> _What to work on_:
Identify the lines that contain the string "由仲裁机构将当事人的申请提交证据所在地的基层人民法院", then copy each of them.

> _Recorded data_:
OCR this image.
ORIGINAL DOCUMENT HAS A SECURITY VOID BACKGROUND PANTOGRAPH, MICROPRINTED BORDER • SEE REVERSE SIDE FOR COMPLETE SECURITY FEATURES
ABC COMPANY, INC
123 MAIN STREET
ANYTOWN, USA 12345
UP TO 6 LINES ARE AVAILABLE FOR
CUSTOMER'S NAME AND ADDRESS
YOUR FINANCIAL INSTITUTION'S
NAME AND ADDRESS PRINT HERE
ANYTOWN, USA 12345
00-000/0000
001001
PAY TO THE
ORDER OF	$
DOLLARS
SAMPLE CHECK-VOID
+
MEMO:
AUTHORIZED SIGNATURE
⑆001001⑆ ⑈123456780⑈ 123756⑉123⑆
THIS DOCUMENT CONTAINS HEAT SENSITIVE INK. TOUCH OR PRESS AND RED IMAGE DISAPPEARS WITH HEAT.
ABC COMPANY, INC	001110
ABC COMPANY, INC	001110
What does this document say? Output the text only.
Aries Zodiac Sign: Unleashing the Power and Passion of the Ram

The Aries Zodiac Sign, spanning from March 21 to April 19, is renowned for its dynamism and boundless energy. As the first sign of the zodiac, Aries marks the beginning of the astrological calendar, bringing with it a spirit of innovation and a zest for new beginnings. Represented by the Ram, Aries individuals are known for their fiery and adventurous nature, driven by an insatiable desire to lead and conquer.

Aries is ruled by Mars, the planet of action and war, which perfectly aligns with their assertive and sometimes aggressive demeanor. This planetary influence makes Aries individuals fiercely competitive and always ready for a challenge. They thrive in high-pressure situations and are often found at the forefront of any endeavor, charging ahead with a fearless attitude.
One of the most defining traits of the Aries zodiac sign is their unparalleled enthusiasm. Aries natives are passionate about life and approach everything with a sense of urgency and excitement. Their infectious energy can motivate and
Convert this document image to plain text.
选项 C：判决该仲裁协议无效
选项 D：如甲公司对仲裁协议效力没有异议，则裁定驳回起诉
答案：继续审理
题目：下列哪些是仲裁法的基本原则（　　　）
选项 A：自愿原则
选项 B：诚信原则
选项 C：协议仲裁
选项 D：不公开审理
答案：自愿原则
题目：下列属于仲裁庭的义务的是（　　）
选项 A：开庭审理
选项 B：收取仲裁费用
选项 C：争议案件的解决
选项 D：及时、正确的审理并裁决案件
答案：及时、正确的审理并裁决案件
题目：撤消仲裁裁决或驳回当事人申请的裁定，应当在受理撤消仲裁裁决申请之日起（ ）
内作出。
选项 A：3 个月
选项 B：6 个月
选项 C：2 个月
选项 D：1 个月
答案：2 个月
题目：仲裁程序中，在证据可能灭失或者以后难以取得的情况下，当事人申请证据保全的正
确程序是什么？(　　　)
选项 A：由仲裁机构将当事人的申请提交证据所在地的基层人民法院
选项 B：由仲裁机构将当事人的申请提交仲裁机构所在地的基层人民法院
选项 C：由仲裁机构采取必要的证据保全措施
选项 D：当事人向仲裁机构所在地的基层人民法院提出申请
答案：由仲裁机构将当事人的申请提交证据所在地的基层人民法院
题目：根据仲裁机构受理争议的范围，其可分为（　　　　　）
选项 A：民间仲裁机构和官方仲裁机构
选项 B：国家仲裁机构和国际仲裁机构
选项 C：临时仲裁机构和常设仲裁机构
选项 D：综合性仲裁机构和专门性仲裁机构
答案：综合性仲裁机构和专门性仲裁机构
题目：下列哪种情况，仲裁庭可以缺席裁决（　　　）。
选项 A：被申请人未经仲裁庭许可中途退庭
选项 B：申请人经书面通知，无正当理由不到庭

...

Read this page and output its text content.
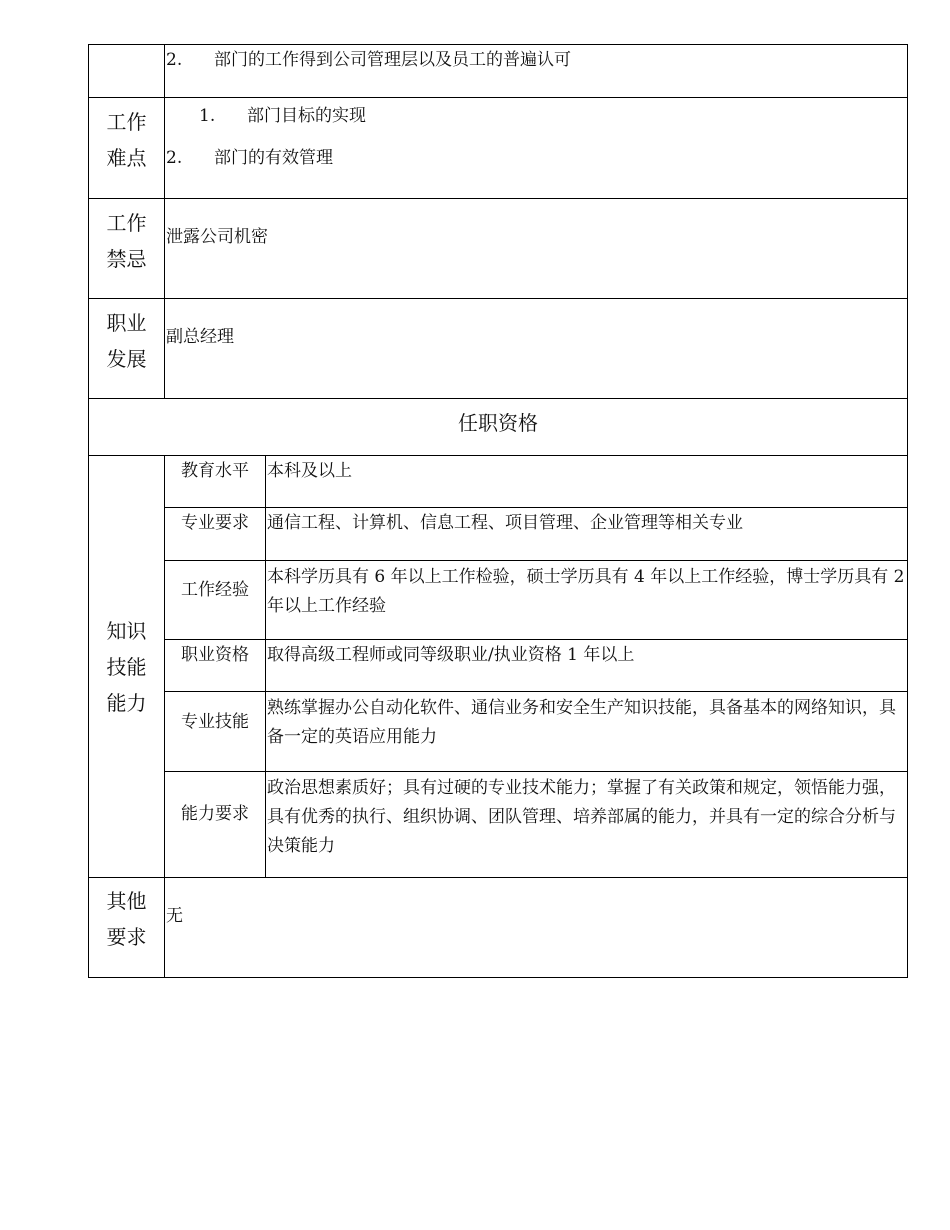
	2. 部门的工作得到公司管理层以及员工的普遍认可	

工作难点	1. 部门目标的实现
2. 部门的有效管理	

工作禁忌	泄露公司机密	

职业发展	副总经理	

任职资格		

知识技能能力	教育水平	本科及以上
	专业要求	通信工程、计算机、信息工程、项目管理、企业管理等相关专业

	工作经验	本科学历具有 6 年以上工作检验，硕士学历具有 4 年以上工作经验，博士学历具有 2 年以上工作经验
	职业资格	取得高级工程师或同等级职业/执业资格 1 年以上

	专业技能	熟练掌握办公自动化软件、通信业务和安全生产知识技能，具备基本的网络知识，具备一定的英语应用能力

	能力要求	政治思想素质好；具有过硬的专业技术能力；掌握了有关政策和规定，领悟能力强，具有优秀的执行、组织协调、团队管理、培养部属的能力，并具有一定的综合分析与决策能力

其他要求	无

> _Reply_:
选项 A：由仲裁机构将当事人的申请提交证据所在地的基层人民法院
答案：由仲裁机构将当事人的申请提交证据所在地的基层人民法院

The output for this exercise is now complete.